*** Records provided

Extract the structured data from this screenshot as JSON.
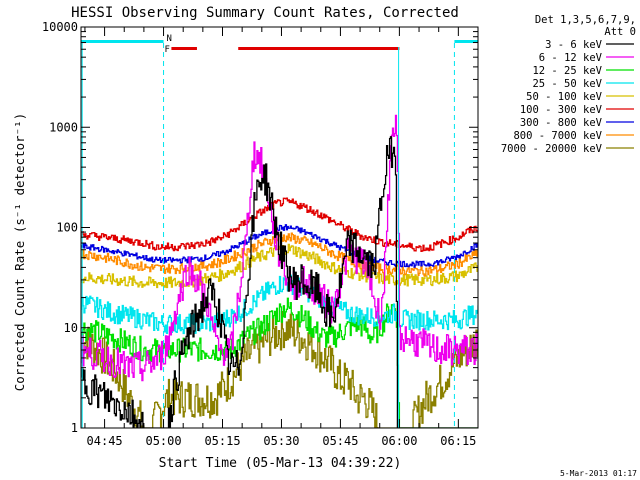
{
  "colors": {
    "background": "#ffffff",
    "axes": "#000000",
    "cyan": "#00e5ee",
    "red_bar": "#e00000"
  },
  "chart_data": {
    "type": "line",
    "title": "HESSI Observing Summary Count Rates, Corrected",
    "xlabel": "Start Time (05-Mar-13 04:39:22)",
    "ylabel": "Corrected Count Rate (s⁻¹ detector⁻¹)",
    "y_scale": "log",
    "ylim": [
      1,
      10000
    ],
    "xlim": [
      0,
      101
    ],
    "x_unit": "minutes after 04:39",
    "x_ticks": [
      {
        "label": "04:45",
        "x": 6
      },
      {
        "label": "05:00",
        "x": 21
      },
      {
        "label": "05:15",
        "x": 36
      },
      {
        "label": "05:30",
        "x": 51
      },
      {
        "label": "05:45",
        "x": 66
      },
      {
        "label": "06:00",
        "x": 81
      },
      {
        "label": "06:15",
        "x": 96
      }
    ],
    "y_ticks": [
      {
        "label": "1",
        "y": 1
      },
      {
        "label": "10",
        "y": 10
      },
      {
        "label": "100",
        "y": 100
      },
      {
        "label": "1000",
        "y": 1000
      },
      {
        "label": "10000",
        "y": 10000
      }
    ],
    "legend": {
      "position": "top-right",
      "header": [
        "Det 1,3,5,6,7,9,",
        "Att 0"
      ]
    },
    "flags": {
      "N_label": "N",
      "F_label": "F",
      "night_cyan_segments": [
        [
          0,
          21
        ],
        [
          95,
          101
        ]
      ],
      "night_markers_x": [
        21,
        95
      ],
      "flare_red_segments": [
        [
          23,
          29.5
        ],
        [
          40,
          81
        ]
      ]
    },
    "series": [
      {
        "name": "3 - 6 keV",
        "color": "#000000",
        "x": [
          0,
          6,
          12,
          16,
          20,
          22,
          24,
          27,
          30,
          32,
          33,
          34,
          35,
          36,
          37,
          38,
          40,
          42,
          43,
          44,
          45,
          46,
          47,
          48,
          50,
          52,
          54,
          56,
          58,
          60,
          62,
          64,
          66,
          68,
          70,
          72,
          74,
          75,
          76,
          77,
          78,
          79,
          80,
          80.5,
          81,
          83,
          85,
          88,
          91,
          94,
          96,
          98,
          101
        ],
        "y": [
          3,
          2,
          1.5,
          1,
          1,
          1,
          3,
          8,
          14,
          20,
          22,
          20,
          14,
          9,
          5,
          4,
          4,
          20,
          60,
          150,
          280,
          330,
          300,
          200,
          80,
          40,
          28,
          30,
          25,
          24,
          15,
          12,
          28,
          70,
          60,
          50,
          40,
          55,
          150,
          300,
          500,
          600,
          500,
          1,
          1,
          1,
          1,
          1,
          1,
          1,
          1,
          1,
          1
        ]
      },
      {
        "name": "6 - 12 keV",
        "color": "#ee00ee",
        "x": [
          0,
          6,
          12,
          16,
          20,
          22,
          24,
          27,
          30,
          32,
          33,
          34,
          35,
          36,
          38,
          40,
          42,
          43,
          44,
          45,
          46,
          47,
          48,
          50,
          52,
          54,
          56,
          58,
          60,
          62,
          64,
          66,
          68,
          70,
          72,
          74,
          75,
          76,
          77,
          78,
          79,
          80,
          80.5,
          81,
          83,
          86,
          90,
          94,
          96,
          101
        ],
        "y": [
          6,
          5,
          4,
          4,
          5,
          7,
          15,
          40,
          28,
          18,
          12,
          8,
          6,
          6,
          6,
          20,
          80,
          250,
          560,
          500,
          420,
          300,
          160,
          60,
          35,
          26,
          30,
          25,
          24,
          18,
          15,
          30,
          60,
          50,
          45,
          25,
          15,
          14,
          25,
          200,
          600,
          1000,
          500,
          8,
          8,
          7,
          6,
          6,
          6,
          6
        ]
      },
      {
        "name": "12 - 25 keV",
        "color": "#00e000",
        "x": [
          0,
          4,
          8,
          12,
          16,
          20,
          22,
          24,
          26,
          28,
          30,
          32,
          34,
          36,
          38,
          40,
          42,
          44,
          46,
          48,
          50,
          52,
          54,
          56,
          58,
          60,
          62,
          64,
          66,
          68,
          70,
          72,
          74,
          76,
          78,
          80,
          81,
          82,
          84,
          88,
          92,
          94,
          96,
          98,
          101
        ],
        "y": [
          10,
          9,
          8,
          7,
          6,
          6,
          6,
          6,
          6,
          6,
          6,
          6,
          6,
          6,
          6,
          7,
          8,
          9,
          10,
          12,
          14,
          16,
          15,
          13,
          11,
          9,
          8,
          8,
          9,
          10,
          11,
          10,
          8,
          10,
          14,
          18,
          1,
          1,
          1,
          1,
          1,
          1,
          1,
          1,
          1
        ]
      },
      {
        "name": "25 - 50 keV",
        "color": "#00e5ee",
        "x": [
          0,
          4,
          8,
          12,
          16,
          20,
          24,
          28,
          32,
          36,
          40,
          44,
          48,
          50,
          52,
          54,
          56,
          60,
          64,
          68,
          72,
          76,
          80,
          81,
          84,
          88,
          92,
          96,
          98,
          101
        ],
        "y": [
          18,
          16,
          14,
          13,
          12,
          11,
          11,
          11,
          11,
          12,
          14,
          18,
          24,
          27,
          28,
          27,
          25,
          20,
          16,
          14,
          13,
          13,
          14,
          12,
          12,
          12,
          12,
          12,
          13,
          14
        ]
      },
      {
        "name": "50 - 100 keV",
        "color": "#d8c000",
        "x": [
          0,
          4,
          8,
          12,
          16,
          20,
          24,
          28,
          32,
          36,
          40,
          44,
          48,
          50,
          52,
          54,
          56,
          60,
          64,
          68,
          72,
          76,
          80,
          84,
          88,
          92,
          96,
          98,
          101
        ],
        "y": [
          32,
          31,
          30,
          29,
          28,
          28,
          28,
          29,
          31,
          34,
          40,
          48,
          56,
          60,
          62,
          60,
          56,
          48,
          40,
          36,
          33,
          31,
          30,
          30,
          30,
          31,
          33,
          36,
          40
        ]
      },
      {
        "name": "100 - 300 keV",
        "color": "#e00000",
        "x": [
          0,
          4,
          8,
          12,
          16,
          18,
          20,
          24,
          28,
          32,
          36,
          40,
          44,
          48,
          50,
          52,
          54,
          56,
          60,
          64,
          68,
          72,
          76,
          80,
          82,
          84,
          88,
          92,
          96,
          98,
          101
        ],
        "y": [
          85,
          82,
          78,
          74,
          70,
          66,
          64,
          64,
          66,
          70,
          80,
          100,
          130,
          160,
          175,
          180,
          175,
          165,
          140,
          115,
          95,
          80,
          72,
          68,
          66,
          64,
          62,
          70,
          80,
          90,
          100
        ]
      },
      {
        "name": "300 - 800 keV",
        "color": "#0000e0",
        "x": [
          0,
          4,
          8,
          12,
          16,
          18,
          20,
          24,
          28,
          32,
          36,
          40,
          44,
          48,
          50,
          52,
          54,
          56,
          60,
          64,
          68,
          72,
          76,
          80,
          84,
          88,
          92,
          96,
          98,
          101
        ],
        "y": [
          65,
          62,
          58,
          54,
          50,
          48,
          47,
          47,
          48,
          50,
          56,
          66,
          80,
          92,
          98,
          100,
          98,
          93,
          80,
          68,
          58,
          50,
          46,
          44,
          43,
          43,
          46,
          52,
          58,
          68
        ]
      },
      {
        "name": "800 - 7000 keV",
        "color": "#ff8c00",
        "x": [
          0,
          4,
          8,
          12,
          16,
          20,
          24,
          28,
          32,
          36,
          40,
          44,
          48,
          50,
          52,
          54,
          56,
          60,
          64,
          68,
          72,
          76,
          80,
          84,
          88,
          92,
          96,
          98,
          101
        ],
        "y": [
          55,
          52,
          48,
          44,
          40,
          39,
          39,
          40,
          42,
          46,
          54,
          64,
          74,
          78,
          80,
          78,
          75,
          66,
          55,
          47,
          42,
          39,
          38,
          37,
          37,
          39,
          44,
          48,
          56
        ]
      },
      {
        "name": "7000 - 20000 keV",
        "color": "#8b8000",
        "x": [
          0,
          2,
          4,
          6,
          8,
          10,
          12,
          14,
          16,
          18,
          20,
          22,
          24,
          26,
          28,
          30,
          32,
          34,
          36,
          38,
          40,
          42,
          44,
          46,
          48,
          50,
          52,
          54,
          56,
          58,
          60,
          62,
          64,
          66,
          68,
          70,
          72,
          74,
          76,
          78,
          80,
          82,
          84,
          86,
          88,
          90,
          92,
          94,
          96,
          98,
          100,
          101
        ],
        "y": [
          8,
          7,
          6,
          5,
          4,
          3,
          2,
          1.5,
          1,
          1,
          1.5,
          2,
          2,
          2,
          2,
          2,
          2,
          2,
          2.5,
          3,
          4,
          5,
          6,
          7,
          8,
          9,
          10,
          9,
          8,
          7,
          6,
          5,
          4,
          3,
          3,
          2,
          2,
          1.5,
          1,
          1,
          1,
          1,
          1,
          1.5,
          2,
          2.5,
          3,
          4,
          5,
          6,
          7,
          8
        ]
      }
    ]
  },
  "footer": {
    "timestamp": "5-Mar-2013 01:17"
  }
}
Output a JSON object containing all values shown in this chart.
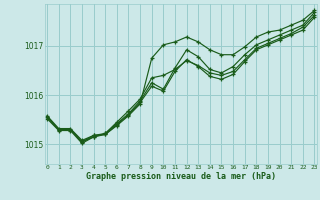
{
  "title": "Graphe pression niveau de la mer (hPa)",
  "bg_color": "#cce8e8",
  "grid_color": "#99cccc",
  "line_color": "#1a5c1a",
  "x_min": 0,
  "x_max": 23,
  "y_min": 1014.6,
  "y_max": 1017.85,
  "yticks": [
    1015,
    1016,
    1017
  ],
  "xticks": [
    0,
    1,
    2,
    3,
    4,
    5,
    6,
    7,
    8,
    9,
    10,
    11,
    12,
    13,
    14,
    15,
    16,
    17,
    18,
    19,
    20,
    21,
    22,
    23
  ],
  "series": [
    [
      1015.58,
      1015.32,
      1015.32,
      1015.08,
      1015.18,
      1015.2,
      1015.38,
      1015.58,
      1015.82,
      1016.75,
      1017.02,
      1017.08,
      1017.18,
      1017.08,
      1016.92,
      1016.82,
      1016.82,
      1016.98,
      1017.18,
      1017.28,
      1017.32,
      1017.42,
      1017.52,
      1017.72
    ],
    [
      1015.55,
      1015.3,
      1015.3,
      1015.05,
      1015.15,
      1015.22,
      1015.42,
      1015.62,
      1015.88,
      1016.25,
      1016.12,
      1016.55,
      1016.92,
      1016.78,
      1016.52,
      1016.45,
      1016.58,
      1016.82,
      1017.02,
      1017.12,
      1017.22,
      1017.32,
      1017.42,
      1017.68
    ],
    [
      1015.55,
      1015.3,
      1015.3,
      1015.05,
      1015.18,
      1015.22,
      1015.45,
      1015.68,
      1015.92,
      1016.35,
      1016.4,
      1016.52,
      1016.7,
      1016.6,
      1016.45,
      1016.4,
      1016.48,
      1016.72,
      1016.95,
      1017.05,
      1017.15,
      1017.25,
      1017.38,
      1017.62
    ],
    [
      1015.52,
      1015.28,
      1015.28,
      1015.02,
      1015.15,
      1015.2,
      1015.4,
      1015.6,
      1015.85,
      1016.18,
      1016.08,
      1016.48,
      1016.72,
      1016.58,
      1016.38,
      1016.32,
      1016.42,
      1016.68,
      1016.92,
      1017.02,
      1017.12,
      1017.22,
      1017.32,
      1017.58
    ]
  ]
}
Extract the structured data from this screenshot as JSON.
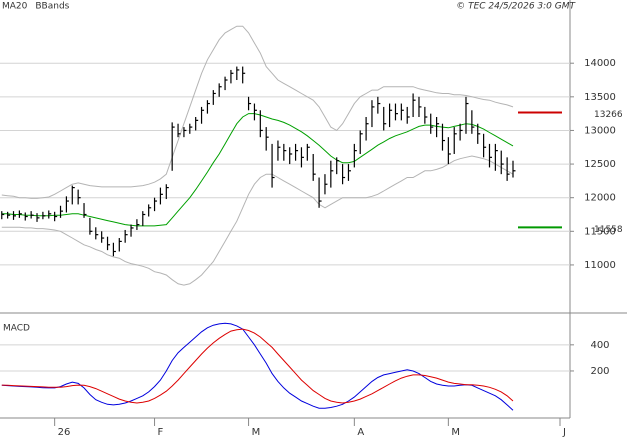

******

_Required work_: Collect the lines of the records that include the string "name".

_Exercise solution_:
        "name": "3 - 6 keV",
        "name": "6 - 12 keV",
        "name": "12 - 25 keV",
        "name": "25 - 50 keV",
        "name": "50 - 100 keV",
        "name": "100 - 300 keV",
        "name": "300 - 800 keV",
        "name": "800 - 7000 keV",
        "name": "7000 - 20000 keV",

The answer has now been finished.